EXERCISE DESCRIPTION - Pick out each line containing the string "circle".

DATA FOR THIS TASK -
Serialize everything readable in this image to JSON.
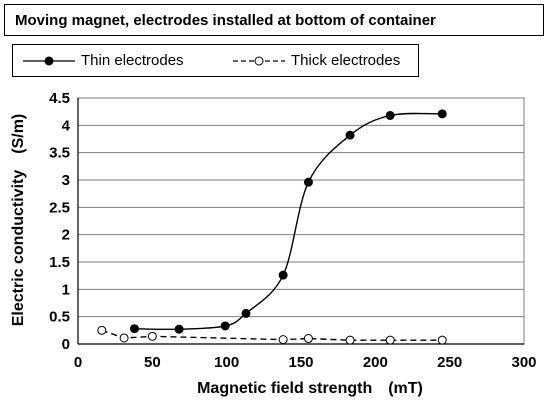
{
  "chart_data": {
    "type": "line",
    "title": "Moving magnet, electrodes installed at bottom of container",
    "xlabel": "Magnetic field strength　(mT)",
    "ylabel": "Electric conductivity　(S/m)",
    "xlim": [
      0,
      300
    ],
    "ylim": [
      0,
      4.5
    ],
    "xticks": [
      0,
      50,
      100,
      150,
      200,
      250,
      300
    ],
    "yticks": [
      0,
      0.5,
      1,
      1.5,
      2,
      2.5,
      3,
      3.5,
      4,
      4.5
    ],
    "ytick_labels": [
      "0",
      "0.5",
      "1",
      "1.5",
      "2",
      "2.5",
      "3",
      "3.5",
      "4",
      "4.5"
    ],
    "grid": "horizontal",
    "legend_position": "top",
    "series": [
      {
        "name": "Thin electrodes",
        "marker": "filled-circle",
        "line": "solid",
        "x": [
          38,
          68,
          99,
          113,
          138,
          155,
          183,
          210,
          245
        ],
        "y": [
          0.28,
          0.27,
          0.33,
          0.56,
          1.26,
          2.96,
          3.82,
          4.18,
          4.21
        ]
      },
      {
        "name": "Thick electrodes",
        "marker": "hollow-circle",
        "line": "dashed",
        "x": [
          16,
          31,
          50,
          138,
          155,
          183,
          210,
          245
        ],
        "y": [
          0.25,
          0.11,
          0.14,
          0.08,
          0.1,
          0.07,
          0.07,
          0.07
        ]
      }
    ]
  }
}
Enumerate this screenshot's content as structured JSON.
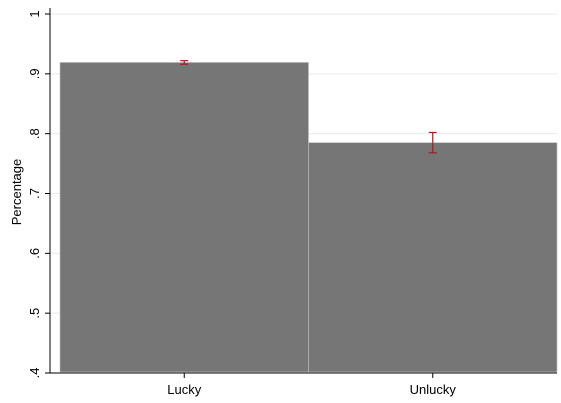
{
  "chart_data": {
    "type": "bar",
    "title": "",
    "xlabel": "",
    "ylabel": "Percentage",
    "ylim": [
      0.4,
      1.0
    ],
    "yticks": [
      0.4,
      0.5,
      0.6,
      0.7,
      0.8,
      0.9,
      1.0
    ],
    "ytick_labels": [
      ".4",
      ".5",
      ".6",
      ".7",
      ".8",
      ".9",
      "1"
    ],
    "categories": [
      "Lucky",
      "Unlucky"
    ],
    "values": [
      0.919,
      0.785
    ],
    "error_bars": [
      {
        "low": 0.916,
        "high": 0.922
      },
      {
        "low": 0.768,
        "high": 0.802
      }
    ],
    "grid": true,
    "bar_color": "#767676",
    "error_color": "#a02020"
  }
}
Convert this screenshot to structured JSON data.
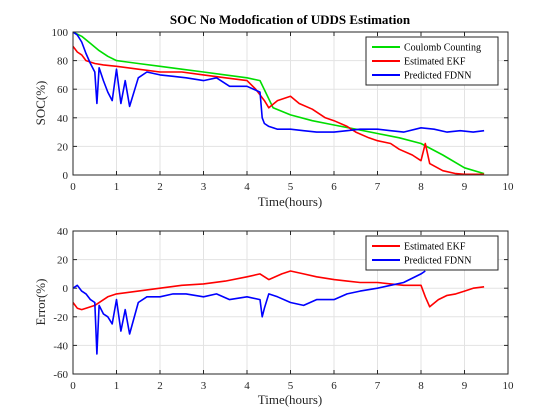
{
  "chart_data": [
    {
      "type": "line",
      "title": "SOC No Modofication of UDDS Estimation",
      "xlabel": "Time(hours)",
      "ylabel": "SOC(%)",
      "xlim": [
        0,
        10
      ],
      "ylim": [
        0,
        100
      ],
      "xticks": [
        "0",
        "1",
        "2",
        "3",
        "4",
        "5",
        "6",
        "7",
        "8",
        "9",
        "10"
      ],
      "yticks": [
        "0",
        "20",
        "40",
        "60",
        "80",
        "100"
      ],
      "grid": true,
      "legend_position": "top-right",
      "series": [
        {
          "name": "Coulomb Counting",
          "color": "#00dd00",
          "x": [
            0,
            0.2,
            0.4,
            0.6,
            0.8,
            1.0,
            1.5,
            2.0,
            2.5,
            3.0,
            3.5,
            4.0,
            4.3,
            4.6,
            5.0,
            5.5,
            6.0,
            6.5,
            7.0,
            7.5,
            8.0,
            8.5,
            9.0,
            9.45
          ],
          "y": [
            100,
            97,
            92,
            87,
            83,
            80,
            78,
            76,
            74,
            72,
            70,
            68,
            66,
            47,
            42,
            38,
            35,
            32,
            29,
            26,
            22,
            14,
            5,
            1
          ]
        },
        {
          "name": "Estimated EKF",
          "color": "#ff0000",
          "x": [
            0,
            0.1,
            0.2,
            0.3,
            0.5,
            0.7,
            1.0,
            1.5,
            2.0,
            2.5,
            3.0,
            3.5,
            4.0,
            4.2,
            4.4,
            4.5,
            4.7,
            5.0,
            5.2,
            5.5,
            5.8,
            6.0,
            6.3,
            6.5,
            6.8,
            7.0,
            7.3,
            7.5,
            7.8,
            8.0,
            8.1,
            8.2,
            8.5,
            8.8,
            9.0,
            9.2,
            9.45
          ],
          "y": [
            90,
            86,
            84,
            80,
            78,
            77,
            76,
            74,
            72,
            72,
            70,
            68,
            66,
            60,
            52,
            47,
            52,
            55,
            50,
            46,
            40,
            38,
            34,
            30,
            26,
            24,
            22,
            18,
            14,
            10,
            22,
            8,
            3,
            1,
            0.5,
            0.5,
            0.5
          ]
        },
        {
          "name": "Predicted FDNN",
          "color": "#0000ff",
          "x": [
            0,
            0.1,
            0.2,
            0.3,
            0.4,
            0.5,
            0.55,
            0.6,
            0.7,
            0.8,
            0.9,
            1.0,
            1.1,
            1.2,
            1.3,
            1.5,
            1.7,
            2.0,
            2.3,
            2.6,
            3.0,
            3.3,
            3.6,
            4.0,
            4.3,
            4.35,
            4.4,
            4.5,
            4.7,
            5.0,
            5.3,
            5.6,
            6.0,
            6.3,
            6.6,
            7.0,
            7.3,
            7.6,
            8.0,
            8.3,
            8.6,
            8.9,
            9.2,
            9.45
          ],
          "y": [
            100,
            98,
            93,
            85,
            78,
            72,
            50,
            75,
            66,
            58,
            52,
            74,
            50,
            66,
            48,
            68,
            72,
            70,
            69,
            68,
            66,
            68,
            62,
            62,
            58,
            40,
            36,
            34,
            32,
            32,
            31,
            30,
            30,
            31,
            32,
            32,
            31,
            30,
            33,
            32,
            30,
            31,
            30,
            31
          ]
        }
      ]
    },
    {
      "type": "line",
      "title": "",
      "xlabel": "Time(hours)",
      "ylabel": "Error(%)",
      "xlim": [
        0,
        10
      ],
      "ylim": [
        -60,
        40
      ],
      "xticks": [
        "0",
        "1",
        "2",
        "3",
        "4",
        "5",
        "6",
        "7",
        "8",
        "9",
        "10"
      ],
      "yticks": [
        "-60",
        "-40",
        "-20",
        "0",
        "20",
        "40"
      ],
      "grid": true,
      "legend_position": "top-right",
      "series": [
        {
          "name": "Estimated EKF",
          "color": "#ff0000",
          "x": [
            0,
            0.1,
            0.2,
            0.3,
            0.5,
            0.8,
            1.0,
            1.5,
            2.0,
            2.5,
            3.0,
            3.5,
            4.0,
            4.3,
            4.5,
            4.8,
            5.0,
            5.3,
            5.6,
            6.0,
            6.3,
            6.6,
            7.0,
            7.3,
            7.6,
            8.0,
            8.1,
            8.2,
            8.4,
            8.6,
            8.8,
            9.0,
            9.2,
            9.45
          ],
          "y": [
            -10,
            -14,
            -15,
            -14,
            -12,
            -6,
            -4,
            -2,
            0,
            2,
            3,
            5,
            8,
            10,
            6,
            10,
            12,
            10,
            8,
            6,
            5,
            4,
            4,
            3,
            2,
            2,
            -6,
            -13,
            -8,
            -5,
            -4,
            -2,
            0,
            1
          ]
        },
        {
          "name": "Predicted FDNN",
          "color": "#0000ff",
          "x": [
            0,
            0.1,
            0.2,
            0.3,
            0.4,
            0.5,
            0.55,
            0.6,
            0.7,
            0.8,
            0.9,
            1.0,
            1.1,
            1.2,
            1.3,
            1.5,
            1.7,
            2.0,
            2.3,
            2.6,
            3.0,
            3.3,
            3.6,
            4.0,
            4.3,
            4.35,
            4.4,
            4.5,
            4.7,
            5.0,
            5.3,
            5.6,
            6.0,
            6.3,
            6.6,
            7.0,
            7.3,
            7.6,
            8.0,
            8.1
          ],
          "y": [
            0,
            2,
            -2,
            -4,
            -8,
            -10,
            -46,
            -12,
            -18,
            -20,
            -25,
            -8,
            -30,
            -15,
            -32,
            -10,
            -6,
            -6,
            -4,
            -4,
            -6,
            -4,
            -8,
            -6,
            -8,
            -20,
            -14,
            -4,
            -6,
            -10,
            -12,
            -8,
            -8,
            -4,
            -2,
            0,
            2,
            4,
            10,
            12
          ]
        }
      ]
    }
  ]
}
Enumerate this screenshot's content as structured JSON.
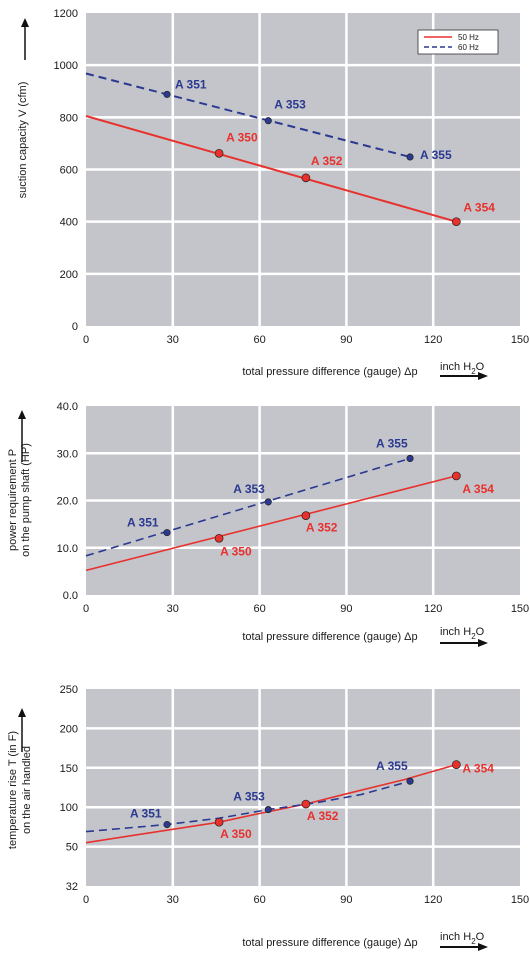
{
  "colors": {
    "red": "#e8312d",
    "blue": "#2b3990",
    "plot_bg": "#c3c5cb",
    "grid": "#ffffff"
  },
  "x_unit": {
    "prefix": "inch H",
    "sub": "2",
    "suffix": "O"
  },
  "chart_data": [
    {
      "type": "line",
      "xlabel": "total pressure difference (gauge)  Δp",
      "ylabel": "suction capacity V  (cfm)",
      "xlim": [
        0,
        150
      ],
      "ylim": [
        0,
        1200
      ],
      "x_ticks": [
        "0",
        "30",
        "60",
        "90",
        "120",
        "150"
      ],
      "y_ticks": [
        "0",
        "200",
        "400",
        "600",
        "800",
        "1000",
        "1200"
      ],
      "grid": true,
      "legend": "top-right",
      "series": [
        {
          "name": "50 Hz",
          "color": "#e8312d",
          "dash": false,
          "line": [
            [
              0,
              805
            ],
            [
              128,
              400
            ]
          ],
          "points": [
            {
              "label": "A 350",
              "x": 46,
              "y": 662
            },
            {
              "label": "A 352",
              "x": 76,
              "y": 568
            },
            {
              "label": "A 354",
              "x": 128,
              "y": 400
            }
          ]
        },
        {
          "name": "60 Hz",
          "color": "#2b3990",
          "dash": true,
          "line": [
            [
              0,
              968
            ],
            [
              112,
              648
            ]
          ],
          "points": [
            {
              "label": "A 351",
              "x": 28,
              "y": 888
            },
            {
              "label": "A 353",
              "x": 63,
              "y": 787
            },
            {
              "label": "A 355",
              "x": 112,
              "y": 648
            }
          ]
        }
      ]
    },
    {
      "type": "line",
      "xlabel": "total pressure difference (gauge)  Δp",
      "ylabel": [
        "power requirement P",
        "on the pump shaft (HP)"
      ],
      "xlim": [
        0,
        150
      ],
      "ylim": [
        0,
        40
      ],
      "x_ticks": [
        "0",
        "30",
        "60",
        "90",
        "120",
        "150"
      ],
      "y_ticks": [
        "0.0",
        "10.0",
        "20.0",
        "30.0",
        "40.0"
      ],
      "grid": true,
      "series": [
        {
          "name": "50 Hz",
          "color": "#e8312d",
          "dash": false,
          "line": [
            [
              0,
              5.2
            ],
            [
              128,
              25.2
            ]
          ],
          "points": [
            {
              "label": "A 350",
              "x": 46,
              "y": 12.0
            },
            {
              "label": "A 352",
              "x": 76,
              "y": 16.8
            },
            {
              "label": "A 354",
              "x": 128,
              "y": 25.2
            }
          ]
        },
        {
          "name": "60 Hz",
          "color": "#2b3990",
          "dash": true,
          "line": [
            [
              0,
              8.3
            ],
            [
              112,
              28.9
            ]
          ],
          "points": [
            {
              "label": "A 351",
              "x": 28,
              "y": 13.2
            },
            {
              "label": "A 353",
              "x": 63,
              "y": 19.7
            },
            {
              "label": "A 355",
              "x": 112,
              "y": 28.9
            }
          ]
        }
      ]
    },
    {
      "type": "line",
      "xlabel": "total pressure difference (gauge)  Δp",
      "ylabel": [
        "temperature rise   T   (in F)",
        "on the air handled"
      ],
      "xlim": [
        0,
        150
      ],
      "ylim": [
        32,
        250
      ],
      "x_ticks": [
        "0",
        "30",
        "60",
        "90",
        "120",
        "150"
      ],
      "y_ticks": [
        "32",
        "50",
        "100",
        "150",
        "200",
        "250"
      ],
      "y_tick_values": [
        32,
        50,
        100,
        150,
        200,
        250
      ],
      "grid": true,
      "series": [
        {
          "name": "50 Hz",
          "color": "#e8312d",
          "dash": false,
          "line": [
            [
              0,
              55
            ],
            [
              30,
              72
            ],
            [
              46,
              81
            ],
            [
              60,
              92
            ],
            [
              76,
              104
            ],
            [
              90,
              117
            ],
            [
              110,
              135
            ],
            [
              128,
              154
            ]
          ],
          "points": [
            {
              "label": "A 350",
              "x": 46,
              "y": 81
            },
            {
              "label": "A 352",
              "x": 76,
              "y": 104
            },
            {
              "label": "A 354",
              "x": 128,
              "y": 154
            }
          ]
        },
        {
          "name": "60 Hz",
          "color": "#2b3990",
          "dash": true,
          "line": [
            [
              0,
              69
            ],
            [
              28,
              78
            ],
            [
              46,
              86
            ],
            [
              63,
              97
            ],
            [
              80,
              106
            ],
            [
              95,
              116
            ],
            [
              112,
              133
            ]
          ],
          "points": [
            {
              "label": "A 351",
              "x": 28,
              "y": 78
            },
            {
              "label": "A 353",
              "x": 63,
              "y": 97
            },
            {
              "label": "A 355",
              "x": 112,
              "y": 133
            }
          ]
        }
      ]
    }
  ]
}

IN RESPONSE -
        "marker": "filled-circle",
        "marker": "hollow-circle",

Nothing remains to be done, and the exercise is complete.